Problem | Print every entry, word for word, and skip the images.

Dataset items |
---

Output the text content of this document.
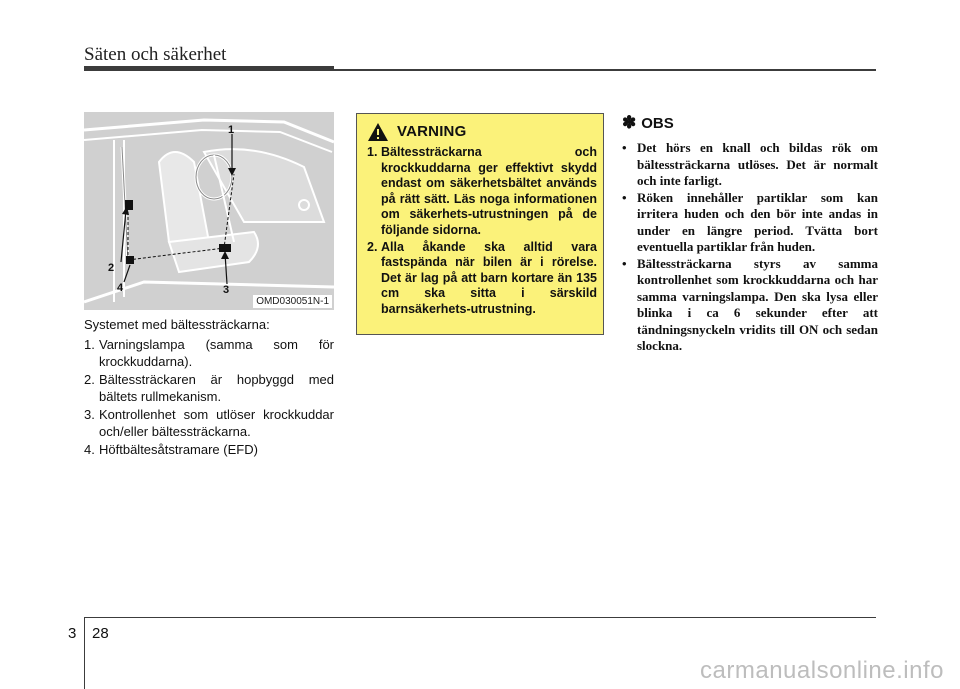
Säten och säkerhet
1
2
4	3
OMD030051N-1

Systemet med bältessträckarna:

1. Varningslampa (samma som för krockkuddarna).
2. Bältessträckaren är hopbyggd med bältets rullmekanism.
3. Kontrollenhet som utlöser krockkuddar och/eller bältessträckarna.
4. Höftbältesåtstramare (EFD)
VARNING
1. Bältessträckarna och krockkuddarna ger effektivt skydd endast om säkerhetsbältet används på rätt sätt. Läs noga informationen om säkerhets-utrustningen på de följande sidorna.
2. Alla åkande ska alltid vara fastspända när bilen är i rörelse. Det är lag på att barn kortare än 135 cm ska sitta i särskild barnsäkerhets-utrustning.
✽ OBS
• Det hörs en knall och bildas rök om bältessträckarna utlöses. Det är normalt och inte farligt.
• Röken innehåller partiklar som kan irritera huden och den bör inte andas in under en längre period. Tvätta bort eventuella partiklar från huden.
• Bältessträckarna styrs av samma kontrollenhet som krockkuddarna och har samma varningslampa. Den ska lysa eller blinka i ca 6 sekunder efter att tändningsnyckeln vridits till ON och sedan slockna.
3 28
carmanualsonline.info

---

Solved problem |
Output the text content of this document.
Säten och säkerhet
1
2
4	3
OMD030051N-1

Systemet med bältessträckarna:

1. Varningslampa (samma som för krockkuddarna).
2. Bältessträckaren är hopbyggd med bältets rullmekanism.
3. Kontrollenhet som utlöser krockkuddar och/eller bältessträckarna.
4. Höftbältesåtstramare (EFD)
VARNING
1. Bältessträckarna och krockkuddarna ger effektivt skydd endast om säkerhetsbältet används på rätt sätt. Läs noga informationen om säkerhets-utrustningen på de följande sidorna.
2. Alla åkande ska alltid vara fastspända när bilen är i rörelse. Det är lag på att barn kortare än 135 cm ska sitta i särskild barnsäkerhets-utrustning.
✽ OBS
• Det hörs en knall och bildas rök om bältessträckarna utlöses. Det är normalt och inte farligt.
• Röken innehåller partiklar som kan irritera huden och den bör inte andas in under en längre period. Tvätta bort eventuella partiklar från huden.
• Bältessträckarna styrs av samma kontrollenhet som krockkuddarna och har samma varningslampa. Den ska lysa eller blinka i ca 6 sekunder efter att tändningsnyckeln vridits till ON och sedan slockna.
3 28
carmanualsonline.info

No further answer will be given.